Ci sono certi uomini che hanno un talento naturale, un istinto formidabile, e anche la fortuna di trovare l’ambiente e il momento giusto per esprimerlo. Stan Lee fa parte di questi. Quando il suo editore gli chiede supereroi, perché sembra che stiano andando forte, lui non si mette al tavolino a pensare troppo, la sua creatività vive di intuizioni gioiose, di complicità con i suoi coautori e lettori. Il rinnovamento che propone rivoluziona il fumetto americano.
Spiderman, ne è un esempio. Lee vuole la realtà dietro il suo personaggio e lo vuole ragazzo, non adulto. Non ci sarà un Robin al suo fianco: l’Uomo Ragno ha già l’età di Robin. Il costume sarà integrale con visibili solo gli occhi, così che tutti possano identificarvisi. Peter Parker è mingherlino e non ha una forte personalità, abita in una casa normale, tipica di un ragazzo della classe media, e ci vive con gli zii (perché l’amore per gli zii è più consapevole, e meno ovvio di quello per i genitori).

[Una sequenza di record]
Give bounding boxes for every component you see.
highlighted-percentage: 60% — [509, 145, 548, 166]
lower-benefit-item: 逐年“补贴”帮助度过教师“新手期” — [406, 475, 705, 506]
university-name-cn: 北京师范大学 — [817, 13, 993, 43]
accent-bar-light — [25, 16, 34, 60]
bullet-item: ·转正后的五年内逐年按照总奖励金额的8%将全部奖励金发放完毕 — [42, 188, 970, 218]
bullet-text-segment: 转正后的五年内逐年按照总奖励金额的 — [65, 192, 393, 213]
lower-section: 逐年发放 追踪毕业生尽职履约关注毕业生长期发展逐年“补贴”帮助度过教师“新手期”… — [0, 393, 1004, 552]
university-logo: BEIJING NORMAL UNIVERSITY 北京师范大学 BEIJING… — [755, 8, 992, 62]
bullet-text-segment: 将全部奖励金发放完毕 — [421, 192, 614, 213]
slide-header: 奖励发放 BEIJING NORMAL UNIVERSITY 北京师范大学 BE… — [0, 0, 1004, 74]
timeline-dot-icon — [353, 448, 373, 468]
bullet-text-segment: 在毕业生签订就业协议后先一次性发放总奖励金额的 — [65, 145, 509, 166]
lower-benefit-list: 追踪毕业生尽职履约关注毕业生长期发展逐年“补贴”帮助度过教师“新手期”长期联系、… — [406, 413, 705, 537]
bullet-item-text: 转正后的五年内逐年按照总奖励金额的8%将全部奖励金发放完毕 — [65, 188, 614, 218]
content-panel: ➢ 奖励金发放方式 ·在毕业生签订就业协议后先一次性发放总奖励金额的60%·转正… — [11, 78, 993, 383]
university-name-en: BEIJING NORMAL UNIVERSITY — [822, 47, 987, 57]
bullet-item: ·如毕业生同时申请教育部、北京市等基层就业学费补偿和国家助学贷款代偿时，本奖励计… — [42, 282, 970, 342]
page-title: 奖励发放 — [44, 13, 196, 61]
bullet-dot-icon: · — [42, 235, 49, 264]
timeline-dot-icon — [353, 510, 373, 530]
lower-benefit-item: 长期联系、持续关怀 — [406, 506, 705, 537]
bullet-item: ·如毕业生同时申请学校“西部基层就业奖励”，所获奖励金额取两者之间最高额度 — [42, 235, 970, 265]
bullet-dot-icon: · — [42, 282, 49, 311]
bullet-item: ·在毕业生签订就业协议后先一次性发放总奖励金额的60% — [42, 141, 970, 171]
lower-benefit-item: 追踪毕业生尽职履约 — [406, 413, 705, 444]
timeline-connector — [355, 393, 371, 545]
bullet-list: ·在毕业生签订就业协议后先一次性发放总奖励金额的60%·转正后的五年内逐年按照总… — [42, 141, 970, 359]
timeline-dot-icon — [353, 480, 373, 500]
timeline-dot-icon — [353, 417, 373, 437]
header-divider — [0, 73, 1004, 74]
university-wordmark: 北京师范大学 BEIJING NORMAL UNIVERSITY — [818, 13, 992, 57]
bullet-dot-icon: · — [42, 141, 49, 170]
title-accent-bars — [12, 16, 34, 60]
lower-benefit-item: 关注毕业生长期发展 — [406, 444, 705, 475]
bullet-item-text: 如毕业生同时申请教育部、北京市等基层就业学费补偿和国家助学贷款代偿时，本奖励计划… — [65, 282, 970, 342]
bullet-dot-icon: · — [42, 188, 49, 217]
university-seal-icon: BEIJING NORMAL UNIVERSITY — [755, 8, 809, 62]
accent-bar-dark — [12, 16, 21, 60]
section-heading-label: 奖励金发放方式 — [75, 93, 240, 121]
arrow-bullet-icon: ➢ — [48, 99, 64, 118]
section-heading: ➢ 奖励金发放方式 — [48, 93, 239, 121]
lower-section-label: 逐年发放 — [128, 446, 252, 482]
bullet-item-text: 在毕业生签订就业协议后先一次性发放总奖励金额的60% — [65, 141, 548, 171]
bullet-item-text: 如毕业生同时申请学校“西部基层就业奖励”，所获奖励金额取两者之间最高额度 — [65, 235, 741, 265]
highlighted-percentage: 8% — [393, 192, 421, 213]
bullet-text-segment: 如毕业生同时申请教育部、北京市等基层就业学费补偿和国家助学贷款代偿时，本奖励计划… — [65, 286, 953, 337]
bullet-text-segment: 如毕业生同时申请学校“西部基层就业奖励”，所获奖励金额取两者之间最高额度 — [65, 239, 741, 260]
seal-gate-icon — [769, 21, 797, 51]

### Compito
Riscrivi la parte del brano su Stan Lee che si apre con le parole contenenti "Spiderman, ne è" e si chiude con "per i genitori).", sostituendo "Robin" con "Bucky".

### Risposta al compito
Spiderman, ne è un esempio. Lee vuole la realtà dietro il suo personaggio e lo vuole ragazzo, non adulto. Non ci sarà un Bucky al suo fianco: l’Uomo Ragno ha già l’età di Bucky. Il costume sarà integrale con visibili solo gli occhi, così che tutti possano identificarvisi. Peter Parker è mingherlino e non ha una forte personalità, abita in una casa normale, tipica di un ragazzo della classe media, e ci vive con gli zii (perché l’amore per gli zii è più consapevole, e meno ovvio di quello per i genitori).